**PROBLEM TO SOLVE:** Starting at the line that contains "Enumerate this screenshot's", copy each line through the final one exactly as written.

Records that describe figures
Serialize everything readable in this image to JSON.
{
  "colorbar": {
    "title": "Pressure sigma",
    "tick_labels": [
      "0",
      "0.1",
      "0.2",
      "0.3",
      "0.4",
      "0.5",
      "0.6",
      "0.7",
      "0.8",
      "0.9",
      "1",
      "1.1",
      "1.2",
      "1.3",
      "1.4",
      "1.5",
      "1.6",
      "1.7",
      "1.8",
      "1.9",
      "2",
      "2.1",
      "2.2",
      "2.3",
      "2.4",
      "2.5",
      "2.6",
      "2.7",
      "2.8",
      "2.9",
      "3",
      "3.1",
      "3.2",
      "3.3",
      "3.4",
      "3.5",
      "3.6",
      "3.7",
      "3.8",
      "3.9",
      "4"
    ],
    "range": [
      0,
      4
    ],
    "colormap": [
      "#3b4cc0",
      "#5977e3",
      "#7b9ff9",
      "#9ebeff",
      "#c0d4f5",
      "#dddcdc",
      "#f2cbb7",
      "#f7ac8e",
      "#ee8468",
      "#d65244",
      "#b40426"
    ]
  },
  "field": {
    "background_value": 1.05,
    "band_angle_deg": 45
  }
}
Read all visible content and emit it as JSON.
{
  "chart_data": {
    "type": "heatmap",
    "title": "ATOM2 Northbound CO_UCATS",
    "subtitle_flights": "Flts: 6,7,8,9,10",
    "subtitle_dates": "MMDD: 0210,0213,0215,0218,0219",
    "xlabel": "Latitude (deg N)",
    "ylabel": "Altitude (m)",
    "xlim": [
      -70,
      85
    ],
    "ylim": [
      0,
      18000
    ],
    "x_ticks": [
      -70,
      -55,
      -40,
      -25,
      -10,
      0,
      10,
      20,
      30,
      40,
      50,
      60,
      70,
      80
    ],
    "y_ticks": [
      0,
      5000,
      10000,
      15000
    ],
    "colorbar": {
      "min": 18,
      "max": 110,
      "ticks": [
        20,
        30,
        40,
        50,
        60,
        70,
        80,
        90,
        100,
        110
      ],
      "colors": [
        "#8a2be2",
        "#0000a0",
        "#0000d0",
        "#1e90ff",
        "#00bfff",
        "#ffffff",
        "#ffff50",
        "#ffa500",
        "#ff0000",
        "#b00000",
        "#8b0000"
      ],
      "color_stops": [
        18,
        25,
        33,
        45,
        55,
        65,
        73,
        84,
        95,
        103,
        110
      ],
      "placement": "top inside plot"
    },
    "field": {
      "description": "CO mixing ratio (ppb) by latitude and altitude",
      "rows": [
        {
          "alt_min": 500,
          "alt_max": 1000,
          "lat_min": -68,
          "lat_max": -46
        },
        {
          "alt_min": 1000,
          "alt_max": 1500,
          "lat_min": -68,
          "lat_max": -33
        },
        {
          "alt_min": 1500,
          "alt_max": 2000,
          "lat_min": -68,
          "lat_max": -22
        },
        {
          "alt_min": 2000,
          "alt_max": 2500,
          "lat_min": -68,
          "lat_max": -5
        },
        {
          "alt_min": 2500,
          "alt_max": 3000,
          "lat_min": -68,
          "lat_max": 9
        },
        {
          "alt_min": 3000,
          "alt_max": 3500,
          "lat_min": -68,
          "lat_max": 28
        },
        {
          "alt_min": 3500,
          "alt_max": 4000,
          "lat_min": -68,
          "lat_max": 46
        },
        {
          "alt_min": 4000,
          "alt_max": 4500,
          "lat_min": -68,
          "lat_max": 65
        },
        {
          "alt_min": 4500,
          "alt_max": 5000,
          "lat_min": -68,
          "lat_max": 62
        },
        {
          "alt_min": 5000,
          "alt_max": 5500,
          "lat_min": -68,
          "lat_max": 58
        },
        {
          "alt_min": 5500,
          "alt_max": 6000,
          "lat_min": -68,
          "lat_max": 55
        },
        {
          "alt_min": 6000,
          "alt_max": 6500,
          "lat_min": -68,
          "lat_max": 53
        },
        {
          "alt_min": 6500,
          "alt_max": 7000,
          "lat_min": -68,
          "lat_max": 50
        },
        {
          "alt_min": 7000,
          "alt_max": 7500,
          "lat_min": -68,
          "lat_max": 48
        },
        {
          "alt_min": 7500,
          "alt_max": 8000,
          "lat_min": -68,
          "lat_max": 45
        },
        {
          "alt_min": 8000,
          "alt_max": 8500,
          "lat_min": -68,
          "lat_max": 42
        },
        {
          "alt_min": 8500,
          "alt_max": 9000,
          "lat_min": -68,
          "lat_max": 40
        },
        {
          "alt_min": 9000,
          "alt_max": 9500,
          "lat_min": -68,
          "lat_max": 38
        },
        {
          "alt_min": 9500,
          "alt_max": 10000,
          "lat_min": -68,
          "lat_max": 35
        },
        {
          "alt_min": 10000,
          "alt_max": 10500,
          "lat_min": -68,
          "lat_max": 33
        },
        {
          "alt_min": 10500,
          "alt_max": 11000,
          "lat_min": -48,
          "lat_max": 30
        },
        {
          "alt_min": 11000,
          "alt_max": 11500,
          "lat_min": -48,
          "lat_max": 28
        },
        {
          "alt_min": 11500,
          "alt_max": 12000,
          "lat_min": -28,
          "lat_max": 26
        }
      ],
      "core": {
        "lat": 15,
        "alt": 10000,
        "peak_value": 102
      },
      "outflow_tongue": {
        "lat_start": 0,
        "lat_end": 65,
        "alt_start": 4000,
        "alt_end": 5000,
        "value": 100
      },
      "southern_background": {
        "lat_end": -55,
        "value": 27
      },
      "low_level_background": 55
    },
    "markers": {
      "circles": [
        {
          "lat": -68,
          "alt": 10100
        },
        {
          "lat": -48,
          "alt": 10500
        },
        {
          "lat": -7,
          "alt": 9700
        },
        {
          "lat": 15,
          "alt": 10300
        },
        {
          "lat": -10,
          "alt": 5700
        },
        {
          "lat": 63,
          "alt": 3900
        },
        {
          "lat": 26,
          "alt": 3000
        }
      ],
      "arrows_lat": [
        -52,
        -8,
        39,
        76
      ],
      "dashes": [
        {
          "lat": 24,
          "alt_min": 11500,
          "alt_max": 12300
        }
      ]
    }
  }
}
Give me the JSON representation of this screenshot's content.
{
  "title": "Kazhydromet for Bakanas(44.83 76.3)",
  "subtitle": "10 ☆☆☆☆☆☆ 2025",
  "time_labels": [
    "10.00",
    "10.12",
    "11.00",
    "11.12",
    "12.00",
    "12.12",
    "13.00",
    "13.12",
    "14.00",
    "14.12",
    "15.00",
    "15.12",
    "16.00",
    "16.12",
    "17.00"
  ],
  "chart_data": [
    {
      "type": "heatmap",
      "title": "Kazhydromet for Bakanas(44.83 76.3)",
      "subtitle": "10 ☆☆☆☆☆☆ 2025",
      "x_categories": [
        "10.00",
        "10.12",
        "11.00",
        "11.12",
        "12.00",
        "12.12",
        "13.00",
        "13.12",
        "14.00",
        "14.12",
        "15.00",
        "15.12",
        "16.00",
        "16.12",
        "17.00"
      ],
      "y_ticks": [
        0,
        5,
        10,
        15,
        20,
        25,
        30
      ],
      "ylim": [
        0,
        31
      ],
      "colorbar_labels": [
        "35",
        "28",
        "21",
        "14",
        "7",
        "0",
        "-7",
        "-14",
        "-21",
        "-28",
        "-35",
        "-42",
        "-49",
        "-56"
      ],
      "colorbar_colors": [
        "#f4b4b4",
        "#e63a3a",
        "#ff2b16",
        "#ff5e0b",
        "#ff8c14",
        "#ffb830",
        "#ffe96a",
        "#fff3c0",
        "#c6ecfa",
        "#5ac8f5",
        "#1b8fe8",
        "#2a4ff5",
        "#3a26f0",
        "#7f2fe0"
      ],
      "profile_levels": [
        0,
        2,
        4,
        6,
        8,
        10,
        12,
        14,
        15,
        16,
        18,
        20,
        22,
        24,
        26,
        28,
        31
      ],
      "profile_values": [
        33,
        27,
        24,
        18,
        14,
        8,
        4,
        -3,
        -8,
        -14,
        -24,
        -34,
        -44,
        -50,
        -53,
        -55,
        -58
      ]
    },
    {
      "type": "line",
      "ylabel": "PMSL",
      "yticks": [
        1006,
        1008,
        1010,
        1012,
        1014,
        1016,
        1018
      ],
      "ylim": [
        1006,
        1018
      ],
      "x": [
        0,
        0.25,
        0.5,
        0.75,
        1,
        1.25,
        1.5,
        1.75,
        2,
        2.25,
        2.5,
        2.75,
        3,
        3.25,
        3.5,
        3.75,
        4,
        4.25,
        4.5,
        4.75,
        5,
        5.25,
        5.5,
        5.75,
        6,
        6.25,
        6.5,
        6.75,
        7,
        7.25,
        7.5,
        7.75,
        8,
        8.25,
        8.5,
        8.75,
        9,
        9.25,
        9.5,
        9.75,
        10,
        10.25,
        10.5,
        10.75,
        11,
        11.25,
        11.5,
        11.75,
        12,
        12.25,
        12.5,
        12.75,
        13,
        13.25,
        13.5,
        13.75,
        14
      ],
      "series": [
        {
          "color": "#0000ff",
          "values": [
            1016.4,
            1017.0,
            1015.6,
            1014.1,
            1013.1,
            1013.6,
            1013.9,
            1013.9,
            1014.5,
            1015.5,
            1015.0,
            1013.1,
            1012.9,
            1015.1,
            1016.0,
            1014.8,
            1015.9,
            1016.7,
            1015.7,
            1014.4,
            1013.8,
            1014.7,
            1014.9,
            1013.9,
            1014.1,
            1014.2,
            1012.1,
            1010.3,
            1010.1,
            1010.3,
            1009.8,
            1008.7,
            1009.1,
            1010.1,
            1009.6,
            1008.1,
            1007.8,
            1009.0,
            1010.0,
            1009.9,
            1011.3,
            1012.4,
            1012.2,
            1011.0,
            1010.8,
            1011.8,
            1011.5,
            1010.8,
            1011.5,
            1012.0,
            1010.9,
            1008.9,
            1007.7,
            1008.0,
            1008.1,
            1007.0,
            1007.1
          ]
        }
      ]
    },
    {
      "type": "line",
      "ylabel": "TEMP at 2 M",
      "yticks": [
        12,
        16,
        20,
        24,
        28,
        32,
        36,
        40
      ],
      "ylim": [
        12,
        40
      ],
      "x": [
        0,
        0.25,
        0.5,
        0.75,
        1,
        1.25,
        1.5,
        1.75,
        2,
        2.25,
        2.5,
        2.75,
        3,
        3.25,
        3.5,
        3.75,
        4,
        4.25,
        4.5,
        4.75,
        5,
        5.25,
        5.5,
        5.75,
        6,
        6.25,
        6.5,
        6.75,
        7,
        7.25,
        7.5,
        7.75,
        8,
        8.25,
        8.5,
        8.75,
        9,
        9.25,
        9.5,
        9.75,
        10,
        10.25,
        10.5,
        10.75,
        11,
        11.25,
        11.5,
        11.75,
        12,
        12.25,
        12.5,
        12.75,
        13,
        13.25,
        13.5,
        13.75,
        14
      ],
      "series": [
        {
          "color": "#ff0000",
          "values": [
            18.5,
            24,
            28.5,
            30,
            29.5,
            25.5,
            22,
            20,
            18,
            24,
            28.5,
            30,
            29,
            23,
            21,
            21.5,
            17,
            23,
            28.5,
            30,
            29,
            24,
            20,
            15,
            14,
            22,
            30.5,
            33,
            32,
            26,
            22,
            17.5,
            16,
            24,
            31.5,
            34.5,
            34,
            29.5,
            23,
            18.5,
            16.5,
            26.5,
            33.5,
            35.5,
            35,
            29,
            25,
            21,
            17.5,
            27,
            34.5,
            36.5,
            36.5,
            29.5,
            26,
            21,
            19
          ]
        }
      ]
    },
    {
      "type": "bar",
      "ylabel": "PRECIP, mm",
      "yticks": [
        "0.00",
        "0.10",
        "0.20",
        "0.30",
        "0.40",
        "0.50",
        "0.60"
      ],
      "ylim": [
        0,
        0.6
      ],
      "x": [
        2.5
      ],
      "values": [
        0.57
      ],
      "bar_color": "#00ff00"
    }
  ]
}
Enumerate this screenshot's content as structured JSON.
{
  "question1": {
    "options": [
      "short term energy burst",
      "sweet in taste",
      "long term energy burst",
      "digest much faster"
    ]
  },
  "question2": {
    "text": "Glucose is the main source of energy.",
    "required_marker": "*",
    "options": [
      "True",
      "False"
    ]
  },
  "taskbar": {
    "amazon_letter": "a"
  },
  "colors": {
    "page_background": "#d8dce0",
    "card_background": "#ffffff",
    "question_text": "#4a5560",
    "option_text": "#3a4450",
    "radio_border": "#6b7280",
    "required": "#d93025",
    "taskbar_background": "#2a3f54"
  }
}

**TASK RESPONSE:**
Enumerate this screenshot's content as structured JSON.
{
  "question1": {
    "options": [
      "short term energy burst",
      "sweet in taste",
      "long term energy burst",
      "digest much faster"
    ]
  },
  "question2": {
    "text": "Glucose is the main source of energy.",
    "required_marker": "*",
    "options": [
      "True",
      "False"
    ]
  },
  "taskbar": {
    "amazon_letter": "a"
  },
  "colors": {
    "page_background": "#d8dce0",
    "card_background": "#ffffff",
    "question_text": "#4a5560",
    "option_text": "#3a4450",
    "radio_border": "#6b7280",
    "required": "#d93025",
    "taskbar_background": "#2a3f54"
  }
}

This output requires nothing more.